- What you are asked to do -
Reproduce the records that follow in full, excluding any picture they contain.

- Exercise input -
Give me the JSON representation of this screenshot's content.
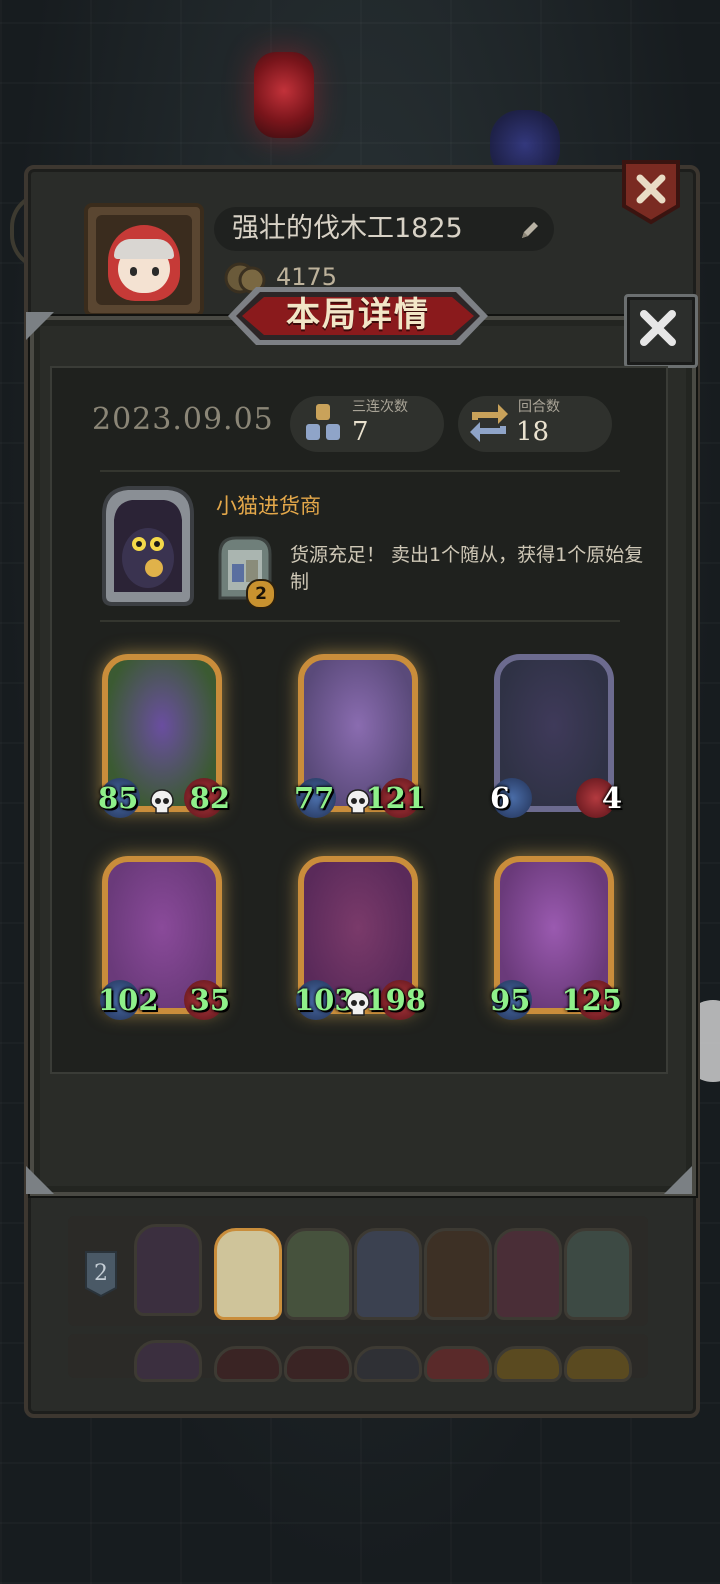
{
  "profile": {
    "username": "强壮的伐木工1825",
    "coins": "4175"
  },
  "modal": {
    "title": "本局详情",
    "date": "2023.09.05",
    "triples": {
      "label": "三连次数",
      "value": "7"
    },
    "rounds": {
      "label": "回合数",
      "value": "18"
    },
    "hero": {
      "name": "小猫进货商",
      "power_level": "2",
      "description": "货源充足！ 卖出1个随从，获得1个原始复制"
    },
    "cards": [
      {
        "name": "vine-guardian",
        "attack": "85",
        "health": "82",
        "frame": "gold",
        "skull": true,
        "attack_color": "#8ff08a",
        "health_color": "#8ff08a"
      },
      {
        "name": "stone-golem",
        "attack": "77",
        "health": "121",
        "frame": "gold",
        "skull": true,
        "attack_color": "#8ff08a",
        "health_color": "#8ff08a"
      },
      {
        "name": "mushroom-spider",
        "attack": "6",
        "health": "4",
        "frame": "silver",
        "skull": false,
        "attack_color": "#ffffff",
        "health_color": "#ffffff"
      },
      {
        "name": "swamp-witch",
        "attack": "102",
        "health": "35",
        "frame": "gold",
        "skull": false,
        "attack_color": "#8ff08a",
        "health_color": "#8ff08a"
      },
      {
        "name": "rose-dryad",
        "attack": "103",
        "health": "198",
        "frame": "gold",
        "skull": true,
        "attack_color": "#8ff08a",
        "health_color": "#8ff08a"
      },
      {
        "name": "mushroom-spider-golden",
        "attack": "95",
        "health": "125",
        "frame": "gold",
        "skull": false,
        "attack_color": "#8ff08a",
        "health_color": "#8ff08a"
      }
    ]
  },
  "history": {
    "row1_rank": "2"
  }
}
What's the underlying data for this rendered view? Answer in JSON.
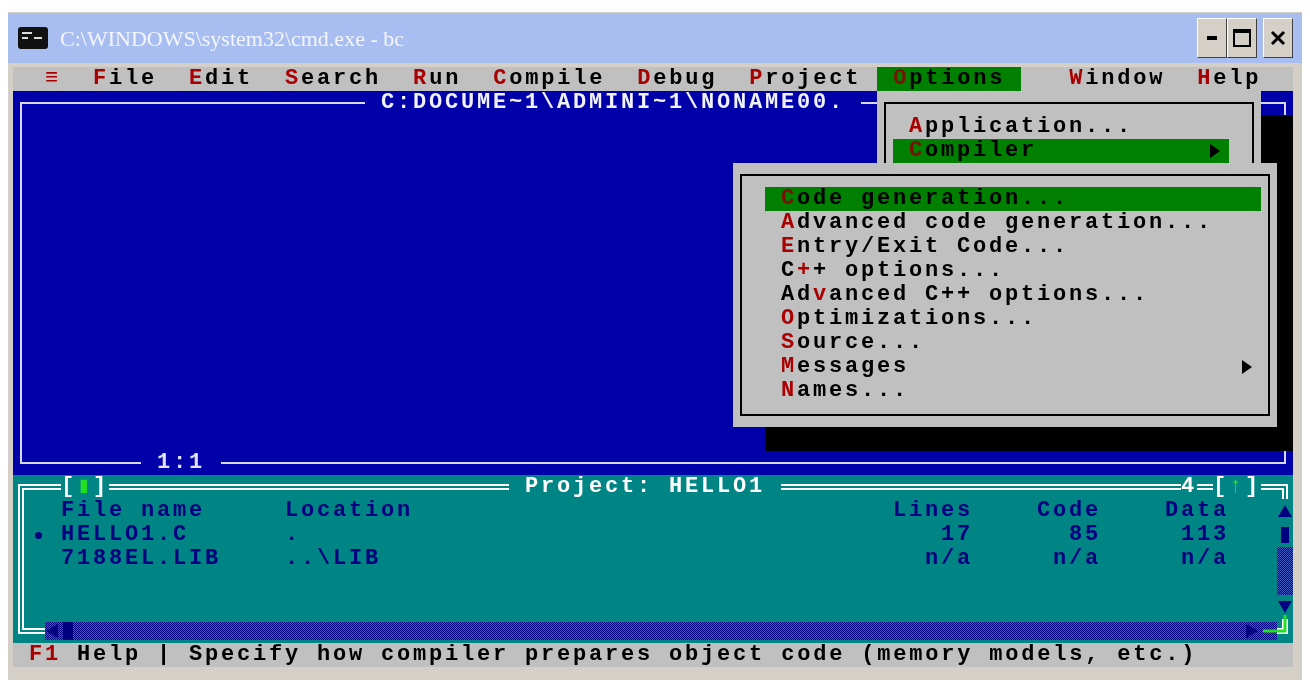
{
  "window": {
    "title": "C:\\WINDOWS\\system32\\cmd.exe - bc"
  },
  "menu_bar": [
    {
      "hotkey": "≡",
      "selected": false
    },
    {
      "hotkey": "F",
      "rest": "ile",
      "selected": false
    },
    {
      "hotkey": "E",
      "rest": "dit",
      "selected": false
    },
    {
      "hotkey": "S",
      "rest": "earch",
      "selected": false
    },
    {
      "hotkey": "R",
      "rest": "un",
      "selected": false
    },
    {
      "hotkey": "C",
      "rest": "ompile",
      "selected": false
    },
    {
      "hotkey": "D",
      "rest": "ebug",
      "selected": false
    },
    {
      "hotkey": "P",
      "rest": "roject",
      "selected": false
    },
    {
      "hotkey": "O",
      "rest": "ptions",
      "selected": true
    },
    {
      "hotkey": "W",
      "rest": "indow",
      "selected": false
    },
    {
      "hotkey": "H",
      "rest": "elp",
      "selected": false
    }
  ],
  "editor": {
    "title": "C:DOCUME~1\\ADMINI~1\\NONAME00.",
    "cursor_position": "1:1"
  },
  "options_menu": {
    "items": [
      {
        "hotkey": "A",
        "rest": "pplication...",
        "selected": false,
        "has_submenu": false
      },
      {
        "hotkey": "C",
        "rest": "ompiler",
        "selected": true,
        "has_submenu": true
      }
    ]
  },
  "compiler_submenu": {
    "items": [
      {
        "hotkey": "C",
        "rest": "ode generation...",
        "selected": true,
        "has_submenu": false
      },
      {
        "hotkey": "A",
        "rest": "dvanced code generation...",
        "selected": false,
        "has_submenu": false
      },
      {
        "hotkey": "E",
        "rest": "ntry/Exit Code...",
        "selected": false,
        "has_submenu": false
      },
      {
        "lead": "C",
        "hotkey": "+",
        "rest": "+ options...",
        "selected": false,
        "has_submenu": false
      },
      {
        "lead": "Ad",
        "hotkey": "v",
        "rest": "anced C++ options...",
        "selected": false,
        "has_submenu": false
      },
      {
        "hotkey": "O",
        "rest": "ptimizations...",
        "selected": false,
        "has_submenu": false
      },
      {
        "hotkey": "S",
        "rest": "ource...",
        "selected": false,
        "has_submenu": false
      },
      {
        "hotkey": "M",
        "rest": "essages",
        "selected": false,
        "has_submenu": true
      },
      {
        "hotkey": "N",
        "rest": "ames...",
        "selected": false,
        "has_submenu": false
      }
    ]
  },
  "project": {
    "close_button": "[▮]",
    "title": "Project: HELLO1",
    "window_number": "4",
    "zoom_button": "[↑]",
    "columns": [
      "File name",
      "Location",
      "Lines",
      "Code",
      "Data"
    ],
    "rows": [
      {
        "current": true,
        "cells": [
          "HELLO1.C",
          ".",
          "17",
          "85",
          "113"
        ]
      },
      {
        "current": false,
        "cells": [
          "7188EL.LIB",
          "..\\LIB",
          "n/a",
          "n/a",
          "n/a"
        ]
      }
    ]
  },
  "status_bar": {
    "key": "F1",
    "key_label": "Help",
    "separator": "|",
    "hint": "Specify how compiler prepares object code (memory models, etc.)"
  }
}
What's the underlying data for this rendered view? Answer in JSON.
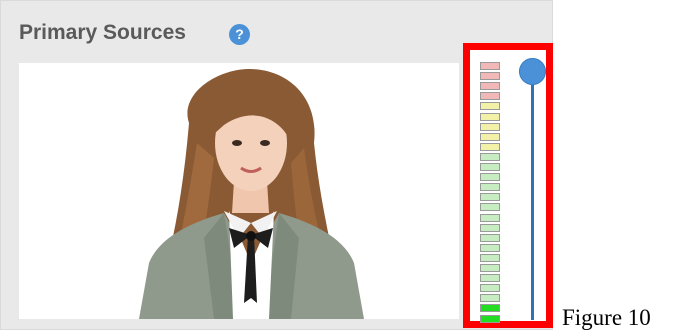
{
  "panel": {
    "title": "Primary Sources",
    "help_icon": "question-mark-icon",
    "help_glyph": "?"
  },
  "preview": {
    "content": "presenter-video-thumbnail"
  },
  "level_meter": {
    "segments_top_to_bottom": [
      "#f2b8b8",
      "#f2b8b8",
      "#f2b8b8",
      "#f2b8b8",
      "#f3f0a8",
      "#f3f0a8",
      "#f3f0a8",
      "#f3f0a8",
      "#f3f0a8",
      "#c8ecc2",
      "#c8ecc2",
      "#c8ecc2",
      "#c8ecc2",
      "#c8ecc2",
      "#c8ecc2",
      "#c8ecc2",
      "#c8ecc2",
      "#c8ecc2",
      "#c8ecc2",
      "#c8ecc2",
      "#c8ecc2",
      "#c8ecc2",
      "#c8ecc2",
      "#c8ecc2",
      "#22dd22",
      "#22dd22"
    ],
    "colors": {
      "clip": "#f2b8b8",
      "warn": "#f3f0a8",
      "ok": "#c8ecc2",
      "active": "#22dd22"
    },
    "highlight_color": "#ff0000"
  },
  "volume_slider": {
    "level": 1.0,
    "track_color": "#2f73b4",
    "handle_color": "#4b91d8"
  },
  "caption": "Figure 10"
}
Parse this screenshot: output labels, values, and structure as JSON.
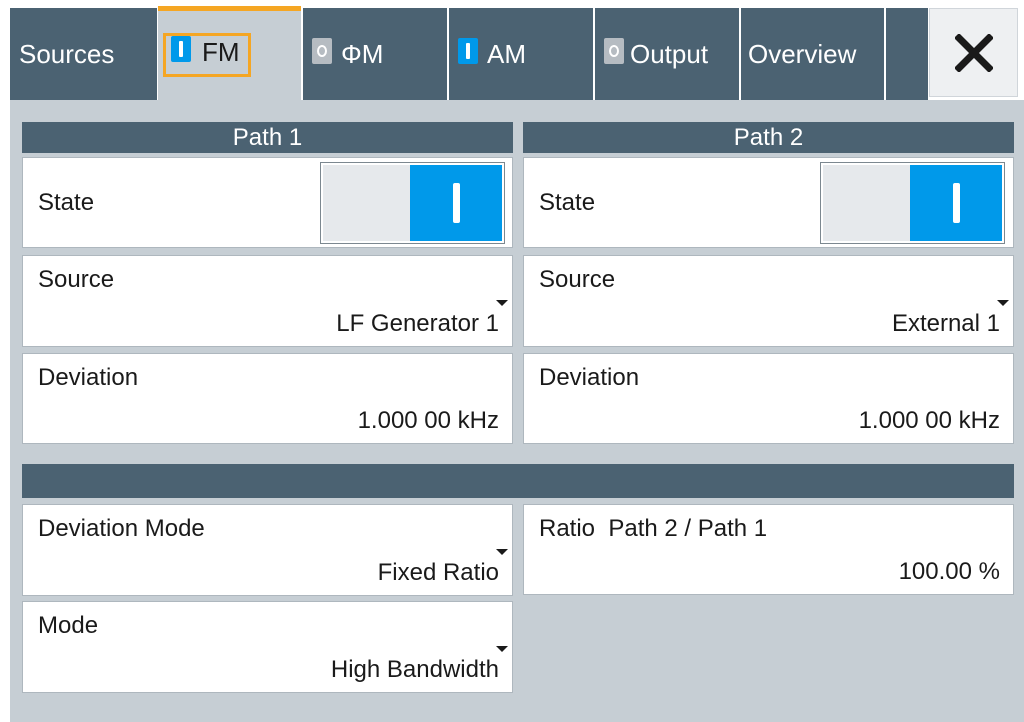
{
  "tabs": [
    {
      "label": "Sources",
      "indicator": null,
      "active": false
    },
    {
      "label": "FM",
      "indicator": "on",
      "active": true
    },
    {
      "label": "ΦM",
      "indicator": "off",
      "active": false
    },
    {
      "label": "AM",
      "indicator": "on",
      "active": false
    },
    {
      "label": "Output",
      "indicator": "off",
      "active": false
    },
    {
      "label": "Overview",
      "indicator": null,
      "active": false
    }
  ],
  "close_icon": "close-icon",
  "colors": {
    "header": "#4b6272",
    "accent": "#0099ea",
    "focus": "#f5a623",
    "panel_bg": "#c6ced4"
  },
  "path1": {
    "header": "Path 1",
    "state_label": "State",
    "state_on": true,
    "source_label": "Source",
    "source_value": "LF Generator 1",
    "deviation_label": "Deviation",
    "deviation_value": "1.000 00 kHz"
  },
  "path2": {
    "header": "Path 2",
    "state_label": "State",
    "state_on": true,
    "source_label": "Source",
    "source_value": "External 1",
    "deviation_label": "Deviation",
    "deviation_value": "1.000 00 kHz"
  },
  "common": {
    "deviation_mode_label": "Deviation Mode",
    "deviation_mode_value": "Fixed Ratio",
    "ratio_label": "Ratio  Path 2 / Path 1",
    "ratio_value": "100.00 %",
    "mode_label": "Mode",
    "mode_value": "High Bandwidth"
  }
}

- Solved exercise -
Give me the JSON representation of this screenshot's content.
{
  "profile": {
    "username": "强壮的伐木工1825",
    "coins": "4175"
  },
  "modal": {
    "title": "本局详情",
    "date": "2023.09.05",
    "triples": {
      "label": "三连次数",
      "value": "7"
    },
    "rounds": {
      "label": "回合数",
      "value": "18"
    },
    "hero": {
      "name": "小猫进货商",
      "power_level": "2",
      "description": "货源充足！ 卖出1个随从，获得1个原始复制"
    },
    "cards": [
      {
        "name": "vine-guardian",
        "attack": "85",
        "health": "82",
        "frame": "gold",
        "skull": true,
        "attack_color": "#8ff08a",
        "health_color": "#8ff08a"
      },
      {
        "name": "stone-golem",
        "attack": "77",
        "health": "121",
        "frame": "gold",
        "skull": true,
        "attack_color": "#8ff08a",
        "health_color": "#8ff08a"
      },
      {
        "name": "mushroom-spider",
        "attack": "6",
        "health": "4",
        "frame": "silver",
        "skull": false,
        "attack_color": "#ffffff",
        "health_color": "#ffffff"
      },
      {
        "name": "swamp-witch",
        "attack": "102",
        "health": "35",
        "frame": "gold",
        "skull": false,
        "attack_color": "#8ff08a",
        "health_color": "#8ff08a"
      },
      {
        "name": "rose-dryad",
        "attack": "103",
        "health": "198",
        "frame": "gold",
        "skull": true,
        "attack_color": "#8ff08a",
        "health_color": "#8ff08a"
      },
      {
        "name": "mushroom-spider-golden",
        "attack": "95",
        "health": "125",
        "frame": "gold",
        "skull": false,
        "attack_color": "#8ff08a",
        "health_color": "#8ff08a"
      }
    ]
  },
  "history": {
    "row1_rank": "2"
  }
}
What's the underlying data for this rendered view? Answer in JSON.
{
  "window": {
    "title": "C:\\WINDOWS\\system32\\cmd.exe - bc"
  },
  "menu_bar": [
    {
      "hotkey": "≡",
      "selected": false
    },
    {
      "hotkey": "F",
      "rest": "ile",
      "selected": false
    },
    {
      "hotkey": "E",
      "rest": "dit",
      "selected": false
    },
    {
      "hotkey": "S",
      "rest": "earch",
      "selected": false
    },
    {
      "hotkey": "R",
      "rest": "un",
      "selected": false
    },
    {
      "hotkey": "C",
      "rest": "ompile",
      "selected": false
    },
    {
      "hotkey": "D",
      "rest": "ebug",
      "selected": false
    },
    {
      "hotkey": "P",
      "rest": "roject",
      "selected": false
    },
    {
      "hotkey": "O",
      "rest": "ptions",
      "selected": true
    },
    {
      "hotkey": "W",
      "rest": "indow",
      "selected": false
    },
    {
      "hotkey": "H",
      "rest": "elp",
      "selected": false
    }
  ],
  "editor": {
    "title": "C:DOCUME~1\\ADMINI~1\\NONAME00.",
    "cursor_position": "1:1"
  },
  "options_menu": {
    "items": [
      {
        "hotkey": "A",
        "rest": "pplication...",
        "selected": false,
        "has_submenu": false
      },
      {
        "hotkey": "C",
        "rest": "ompiler",
        "selected": true,
        "has_submenu": true
      }
    ]
  },
  "compiler_submenu": {
    "items": [
      {
        "hotkey": "C",
        "rest": "ode generation...",
        "selected": true,
        "has_submenu": false
      },
      {
        "hotkey": "A",
        "rest": "dvanced code generation...",
        "selected": false,
        "has_submenu": false
      },
      {
        "hotkey": "E",
        "rest": "ntry/Exit Code...",
        "selected": false,
        "has_submenu": false
      },
      {
        "lead": "C",
        "hotkey": "+",
        "rest": "+ options...",
        "selected": false,
        "has_submenu": false
      },
      {
        "lead": "Ad",
        "hotkey": "v",
        "rest": "anced C++ options...",
        "selected": false,
        "has_submenu": false
      },
      {
        "hotkey": "O",
        "rest": "ptimizations...",
        "selected": false,
        "has_submenu": false
      },
      {
        "hotkey": "S",
        "rest": "ource...",
        "selected": false,
        "has_submenu": false
      },
      {
        "hotkey": "M",
        "rest": "essages",
        "selected": false,
        "has_submenu": true
      },
      {
        "hotkey": "N",
        "rest": "ames...",
        "selected": false,
        "has_submenu": false
      }
    ]
  },
  "project": {
    "close_button": "[▮]",
    "title": "Project: HELLO1",
    "window_number": "4",
    "zoom_button": "[↑]",
    "columns": [
      "File name",
      "Location",
      "Lines",
      "Code",
      "Data"
    ],
    "rows": [
      {
        "current": true,
        "cells": [
          "HELLO1.C",
          ".",
          "17",
          "85",
          "113"
        ]
      },
      {
        "current": false,
        "cells": [
          "7188EL.LIB",
          "..\\LIB",
          "n/a",
          "n/a",
          "n/a"
        ]
      }
    ]
  },
  "status_bar": {
    "key": "F1",
    "key_label": "Help",
    "separator": "|",
    "hint": "Specify how compiler prepares object code (memory models, etc.)"
  }
}
What's the underlying data for this rendered view? Answer in JSON.
{
  "panel": {
    "title": "Primary Sources",
    "help_icon": "question-mark-icon",
    "help_glyph": "?"
  },
  "preview": {
    "content": "presenter-video-thumbnail"
  },
  "level_meter": {
    "segments_top_to_bottom": [
      "#f2b8b8",
      "#f2b8b8",
      "#f2b8b8",
      "#f2b8b8",
      "#f3f0a8",
      "#f3f0a8",
      "#f3f0a8",
      "#f3f0a8",
      "#f3f0a8",
      "#c8ecc2",
      "#c8ecc2",
      "#c8ecc2",
      "#c8ecc2",
      "#c8ecc2",
      "#c8ecc2",
      "#c8ecc2",
      "#c8ecc2",
      "#c8ecc2",
      "#c8ecc2",
      "#c8ecc2",
      "#c8ecc2",
      "#c8ecc2",
      "#c8ecc2",
      "#c8ecc2",
      "#22dd22",
      "#22dd22"
    ],
    "colors": {
      "clip": "#f2b8b8",
      "warn": "#f3f0a8",
      "ok": "#c8ecc2",
      "active": "#22dd22"
    },
    "highlight_color": "#ff0000"
  },
  "volume_slider": {
    "level": 1.0,
    "track_color": "#2f73b4",
    "handle_color": "#4b91d8"
  },
  "caption": "Figure 10"
}
Parse this screenshot: output labels, values, and structure as JSON.
{
  "tabs": [
    {
      "label": "Sources",
      "indicator": null,
      "active": false
    },
    {
      "label": "FM",
      "indicator": "on",
      "active": true
    },
    {
      "label": "ΦM",
      "indicator": "off",
      "active": false
    },
    {
      "label": "AM",
      "indicator": "on",
      "active": false
    },
    {
      "label": "Output",
      "indicator": "off",
      "active": false
    },
    {
      "label": "Overview",
      "indicator": null,
      "active": false
    }
  ],
  "close_icon": "close-icon",
  "colors": {
    "header": "#4b6272",
    "accent": "#0099ea",
    "focus": "#f5a623",
    "panel_bg": "#c6ced4"
  },
  "path1": {
    "header": "Path 1",
    "state_label": "State",
    "state_on": true,
    "source_label": "Source",
    "source_value": "LF Generator 1",
    "deviation_label": "Deviation",
    "deviation_value": "1.000 00 kHz"
  },
  "path2": {
    "header": "Path 2",
    "state_label": "State",
    "state_on": true,
    "source_label": "Source",
    "source_value": "External 1",
    "deviation_label": "Deviation",
    "deviation_value": "1.000 00 kHz"
  },
  "common": {
    "deviation_mode_label": "Deviation Mode",
    "deviation_mode_value": "Fixed Ratio",
    "ratio_label": "Ratio  Path 2 / Path 1",
    "ratio_value": "100.00 %",
    "mode_label": "Mode",
    "mode_value": "High Bandwidth"
  }
}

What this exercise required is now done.